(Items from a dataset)
■ ■ ■
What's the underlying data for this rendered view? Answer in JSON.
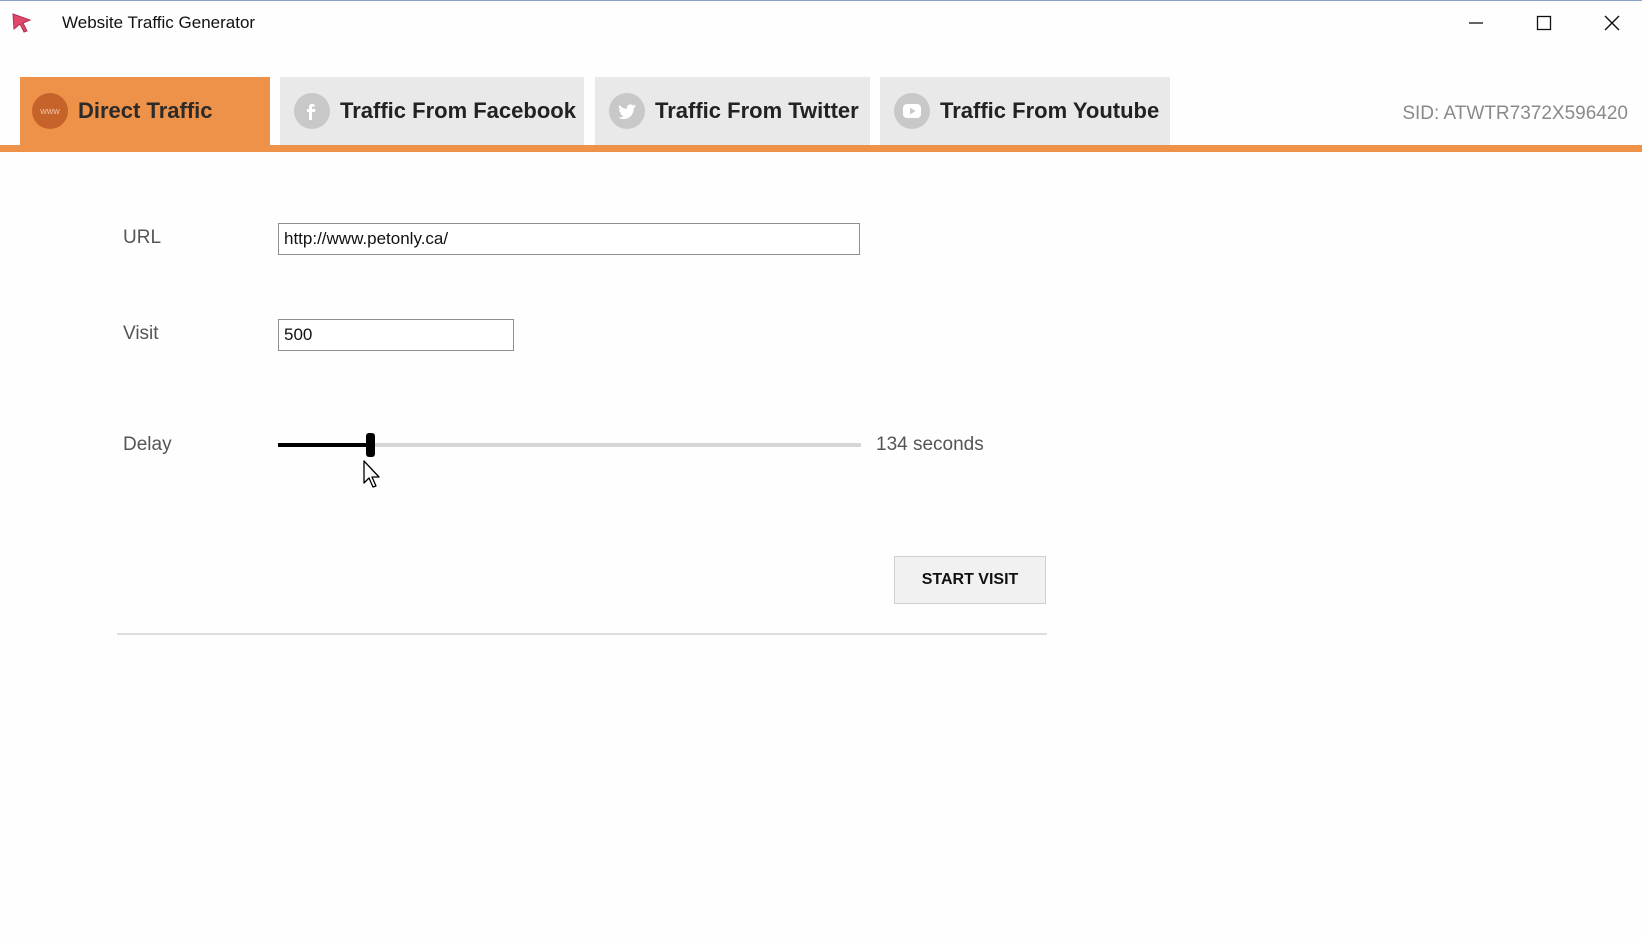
{
  "window": {
    "title": "Website Traffic Generator"
  },
  "tabs": [
    {
      "label": "Direct Traffic",
      "icon": "www-globe-icon",
      "active": true
    },
    {
      "label": "Traffic From Facebook",
      "icon": "facebook-icon",
      "active": false
    },
    {
      "label": "Traffic From Twitter",
      "icon": "twitter-icon",
      "active": false
    },
    {
      "label": "Traffic From Youtube",
      "icon": "youtube-icon",
      "active": false
    }
  ],
  "sid": "SID: ATWTR7372X596420",
  "form": {
    "url_label": "URL",
    "url_value": "http://www.petonly.ca/",
    "visit_label": "Visit",
    "visit_value": "500",
    "delay_label": "Delay",
    "delay_value_text": "134 seconds",
    "delay_fraction": 0.157,
    "start_button": "START VISIT"
  },
  "colors": {
    "accent": "#ef9249",
    "accent_dark": "#c6632a",
    "tab_inactive": "#e9e9e9"
  }
}
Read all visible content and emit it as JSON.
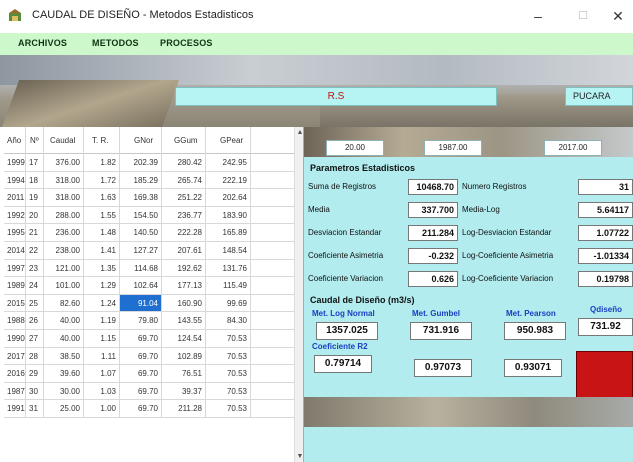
{
  "window": {
    "title": "CAUDAL DE DISEÑO - Metodos Estadisticos",
    "min": "–",
    "max": "☐",
    "close": "✕"
  },
  "menu": [
    "ARCHIVOS",
    "METODOS",
    "PROCESOS"
  ],
  "banner": {
    "rs_value": "R.S",
    "station_value": "PUCARA"
  },
  "table": {
    "headers": [
      "Año",
      "Nº",
      "Caudal",
      "T. R.",
      "GNor",
      "GGum",
      "GPear"
    ],
    "rows": [
      [
        "1999",
        "17",
        "376.00",
        "1.82",
        "202.39",
        "280.42",
        "242.95"
      ],
      [
        "1994",
        "18",
        "318.00",
        "1.72",
        "185.29",
        "265.74",
        "222.19"
      ],
      [
        "2011",
        "19",
        "318.00",
        "1.63",
        "169.38",
        "251.22",
        "202.64"
      ],
      [
        "1992",
        "20",
        "288.00",
        "1.55",
        "154.50",
        "236.77",
        "183.90"
      ],
      [
        "1995",
        "21",
        "236.00",
        "1.48",
        "140.50",
        "222.28",
        "165.89"
      ],
      [
        "2014",
        "22",
        "238.00",
        "1.41",
        "127.27",
        "207.61",
        "148.54"
      ],
      [
        "1997",
        "23",
        "121.00",
        "1.35",
        "114.68",
        "192.62",
        "131.76"
      ],
      [
        "1989",
        "24",
        "101.00",
        "1.29",
        "102.64",
        "177.13",
        "115.49"
      ],
      [
        "2015",
        "25",
        "82.60",
        "1.24",
        "91.04",
        "160.90",
        "99.69"
      ],
      [
        "1988",
        "26",
        "40.00",
        "1.19",
        "79.80",
        "143.55",
        "84.30"
      ],
      [
        "1990",
        "27",
        "40.00",
        "1.15",
        "69.70",
        "124.54",
        "70.53"
      ],
      [
        "2017",
        "28",
        "38.50",
        "1.11",
        "69.70",
        "102.89",
        "70.53"
      ],
      [
        "2016",
        "29",
        "39.60",
        "1.07",
        "69.70",
        "76.51",
        "70.53"
      ],
      [
        "1987",
        "30",
        "30.00",
        "1.03",
        "69.70",
        "39.37",
        "70.53"
      ],
      [
        "1991",
        "31",
        "25.00",
        "1.00",
        "69.70",
        "211.28",
        "70.53"
      ]
    ],
    "selected": {
      "row": 8,
      "col": 4
    }
  },
  "years": {
    "inputs": [
      "20.00",
      "1987.00",
      "2017.00"
    ]
  },
  "params": {
    "title": "Parametros Estadisticos",
    "left": [
      {
        "label": "Suma de Registros",
        "value": "10468.70"
      },
      {
        "label": "Media",
        "value": "337.700"
      },
      {
        "label": "Desviacion Estandar",
        "value": "211.284"
      },
      {
        "label": "Coeficiente Asimetria",
        "value": "-0.232"
      },
      {
        "label": "Coeficiente Variacion",
        "value": "0.626"
      }
    ],
    "right": [
      {
        "label": "Numero Registros",
        "value": "31"
      },
      {
        "label": "Media-Log",
        "value": "5.64117"
      },
      {
        "label": "Log-Desviacion Estandar",
        "value": "1.07722"
      },
      {
        "label": "Log-Coeficiente Asimetria",
        "value": "-1.01334"
      },
      {
        "label": "Log-Coeficiente Variacion",
        "value": "0.19798"
      }
    ]
  },
  "design": {
    "title": "Caudal de Diseño (m3/s)",
    "methods": [
      {
        "label": "Met. Log Normal",
        "value": "1357.025"
      },
      {
        "label": "Met. Gumbel",
        "value": "731.916"
      },
      {
        "label": "Met. Pearson",
        "value": "950.983"
      }
    ],
    "qdiseno_label": "Qdiseño",
    "qdiseno_value": "731.92",
    "r2_title": "Coeficiente R2",
    "r2_values": [
      "0.79714",
      "0.97073",
      "0.93071"
    ]
  }
}
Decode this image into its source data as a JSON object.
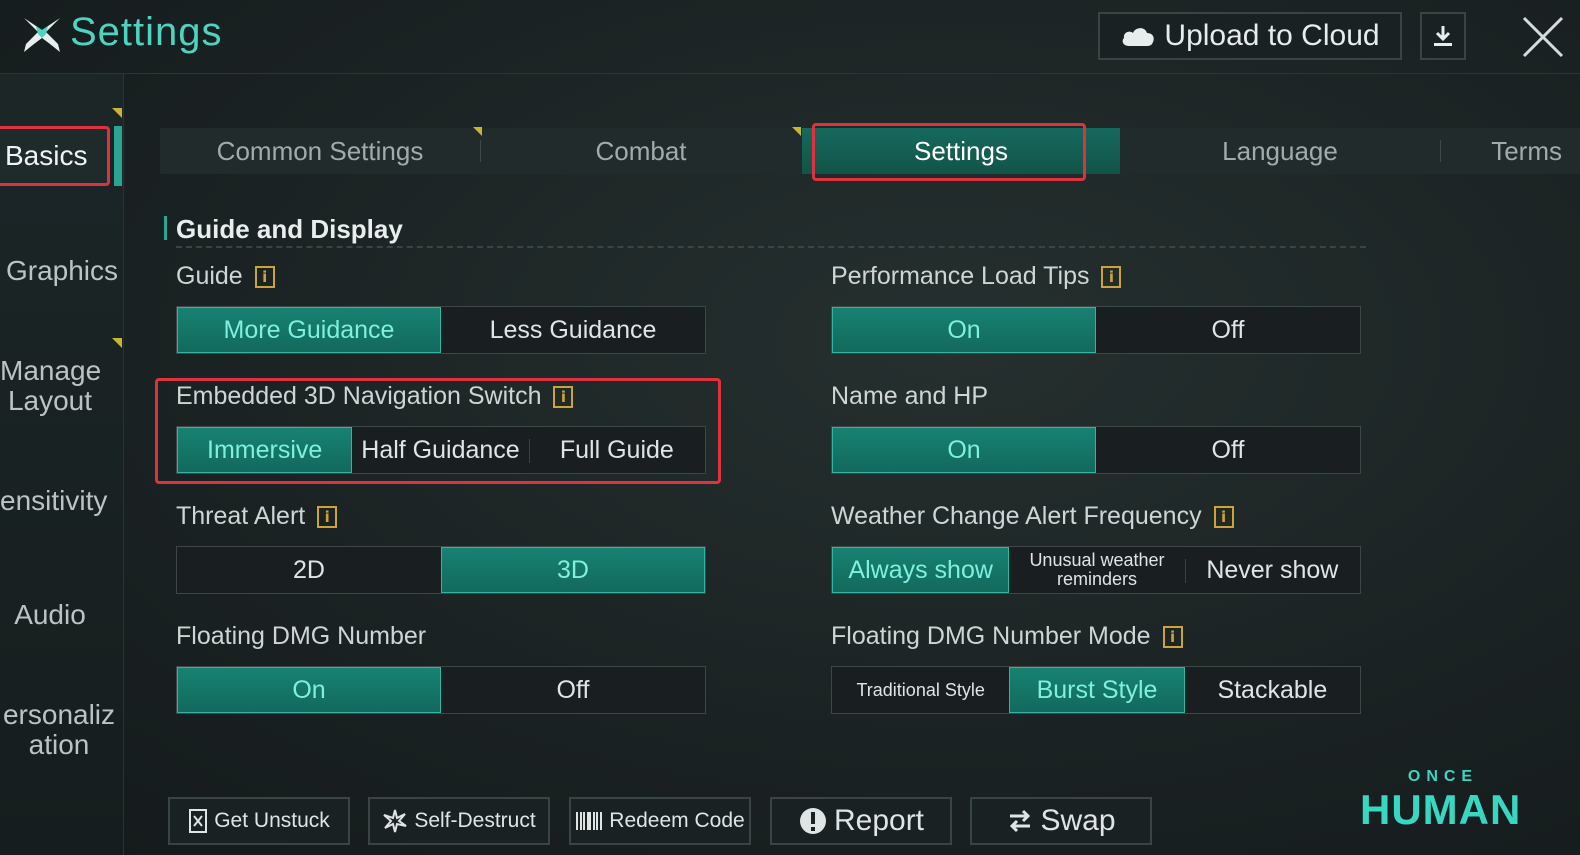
{
  "app": {
    "title": "Settings",
    "upload_label": "Upload to Cloud"
  },
  "sidebar": {
    "items": [
      {
        "label": "Basics"
      },
      {
        "label": "Graphics"
      },
      {
        "label": "Manage Layout"
      },
      {
        "label": "ensitivity"
      },
      {
        "label": "Audio"
      },
      {
        "label": "ersonaliz ation"
      }
    ]
  },
  "tabs": [
    {
      "label": "Common Settings"
    },
    {
      "label": "Combat"
    },
    {
      "label": "Settings"
    },
    {
      "label": "Language"
    },
    {
      "label": "Terms"
    }
  ],
  "section": {
    "title": "Guide and Display"
  },
  "settings": {
    "guide": {
      "label": "Guide",
      "options": [
        "More Guidance",
        "Less Guidance"
      ],
      "selected": "More Guidance"
    },
    "performance_load_tips": {
      "label": "Performance Load Tips",
      "options": [
        "On",
        "Off"
      ],
      "selected": "On"
    },
    "embedded_nav": {
      "label": "Embedded 3D Navigation Switch",
      "options": [
        "Immersive",
        "Half Guidance",
        "Full Guide"
      ],
      "selected": "Immersive"
    },
    "name_hp": {
      "label": "Name and HP",
      "options": [
        "On",
        "Off"
      ],
      "selected": "On"
    },
    "threat_alert": {
      "label": "Threat Alert",
      "options": [
        "2D",
        "3D"
      ],
      "selected": "3D"
    },
    "weather_alert": {
      "label": "Weather Change Alert Frequency",
      "options": [
        "Always show",
        "Unusual weather reminders",
        "Never show"
      ],
      "selected": "Always show"
    },
    "floating_dmg": {
      "label": "Floating DMG Number",
      "options": [
        "On",
        "Off"
      ],
      "selected": "On"
    },
    "floating_dmg_mode": {
      "label": "Floating DMG Number Mode",
      "options": [
        "Traditional Style",
        "Burst Style",
        "Stackable"
      ],
      "selected": "Burst Style"
    }
  },
  "bottom": {
    "get_unstuck": "Get Unstuck",
    "self_destruct": "Self-Destruct",
    "redeem_code": "Redeem Code",
    "report": "Report",
    "swap": "Swap"
  },
  "brand": {
    "top": "ONCE",
    "bottom": "HUMAN"
  },
  "colors": {
    "accent": "#2aa592",
    "highlight": "#e0313f",
    "brand": "#38d7c2"
  },
  "icons": [
    "game-logo-icon",
    "cloud-icon",
    "download-icon",
    "close-icon",
    "info-icon",
    "phone-icon",
    "self-destruct-icon",
    "barcode-icon",
    "alert-icon",
    "swap-icon"
  ]
}
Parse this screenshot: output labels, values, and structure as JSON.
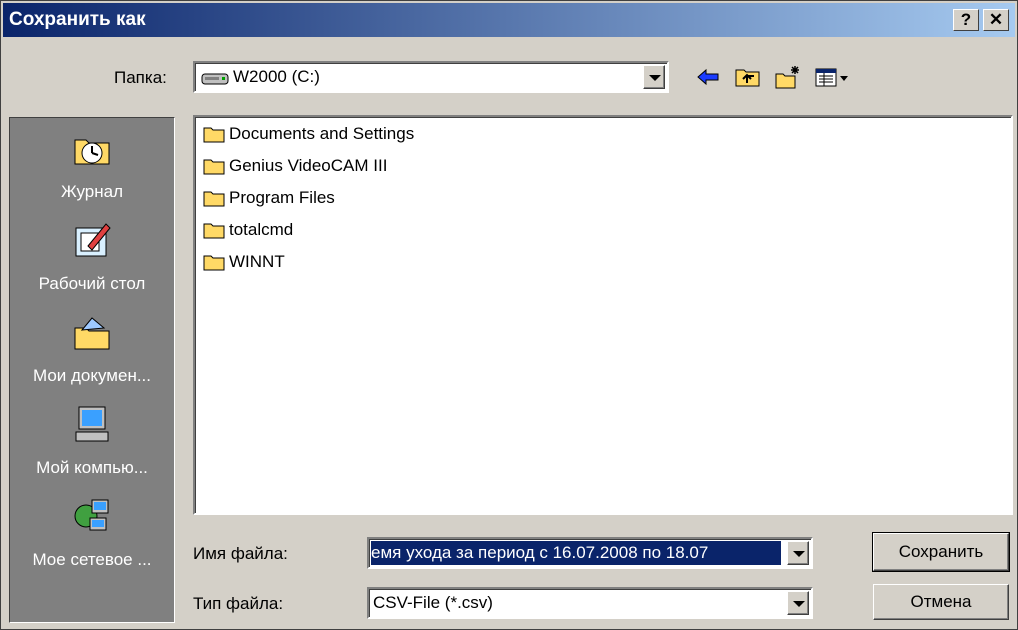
{
  "window": {
    "title": "Сохранить как",
    "help_label": "?",
    "close_label": "✕"
  },
  "folder": {
    "label": "Папка:",
    "current": "W2000 (C:)",
    "icon": "drive-icon"
  },
  "toolbar": {
    "icons": [
      "back-icon",
      "up-folder-icon",
      "new-folder-icon",
      "view-menu-icon"
    ]
  },
  "places": [
    {
      "label": "Журнал",
      "icon": "history-icon"
    },
    {
      "label": "Рабочий стол",
      "icon": "desktop-icon"
    },
    {
      "label": "Мои докумен...",
      "icon": "my-documents-icon"
    },
    {
      "label": "Мой компью...",
      "icon": "my-computer-icon"
    },
    {
      "label": "Мое сетевое ...",
      "icon": "network-icon"
    }
  ],
  "files": [
    {
      "name": "Documents and Settings"
    },
    {
      "name": "Genius VideoCAM III"
    },
    {
      "name": "Program Files"
    },
    {
      "name": "totalcmd"
    },
    {
      "name": "WINNT"
    }
  ],
  "filename": {
    "label": "Имя файла:",
    "value": "емя ухода за период с 16.07.2008  по  18.07"
  },
  "filetype": {
    "label": "Тип файла:",
    "value": "CSV-File (*.csv)"
  },
  "buttons": {
    "save": "Сохранить",
    "cancel": "Отмена"
  },
  "colors": {
    "title_start": "#0a246a",
    "title_end": "#a6caf0",
    "selection": "#0a246a",
    "face": "#d4d0c8"
  }
}
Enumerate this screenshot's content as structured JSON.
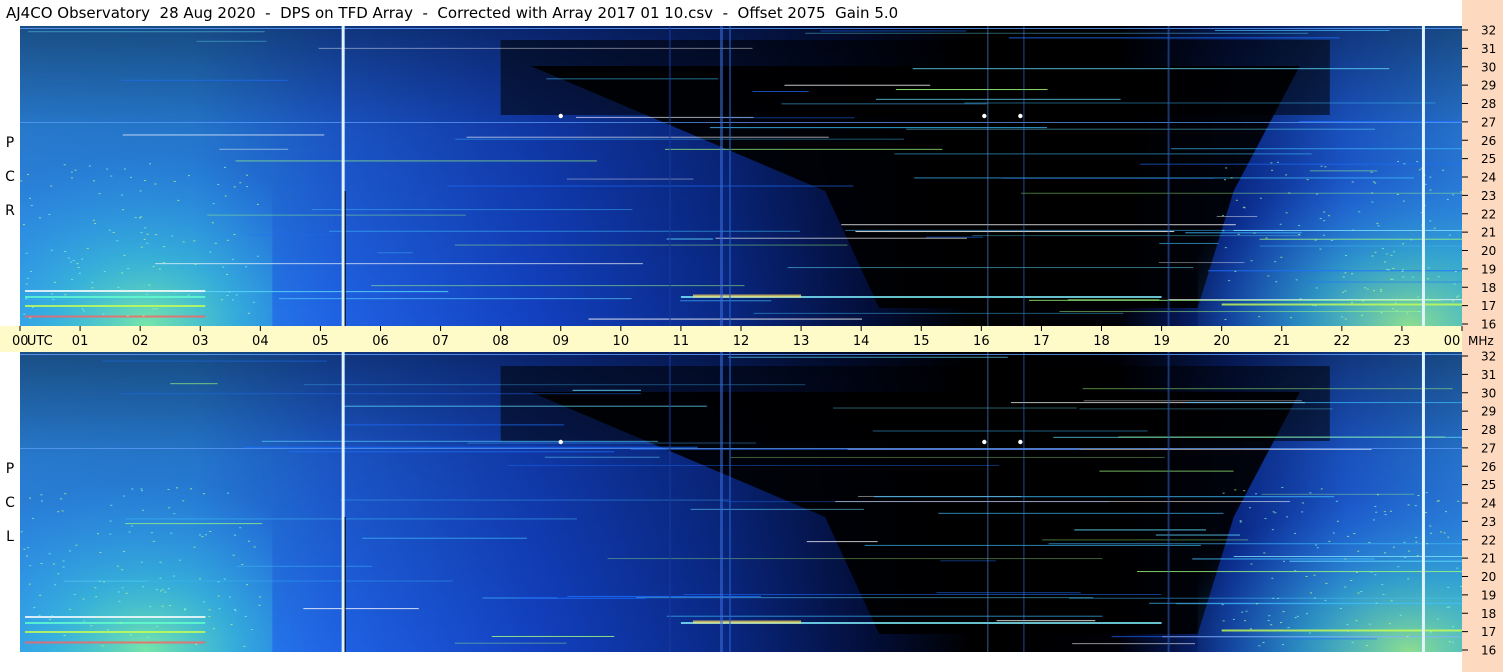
■ ■ ■
YOUR GOAL =>
From the listing above, pick out every line containing "this".

EXPECTED ANSWER =>
What's the underlying data for this rendered view? Answer in JSON.
Decode this image into its source data as a JSON object.
Parse this screenshot: output labels, values, and structure as JSON.
Enumerate this screenshot's content as structured JSON.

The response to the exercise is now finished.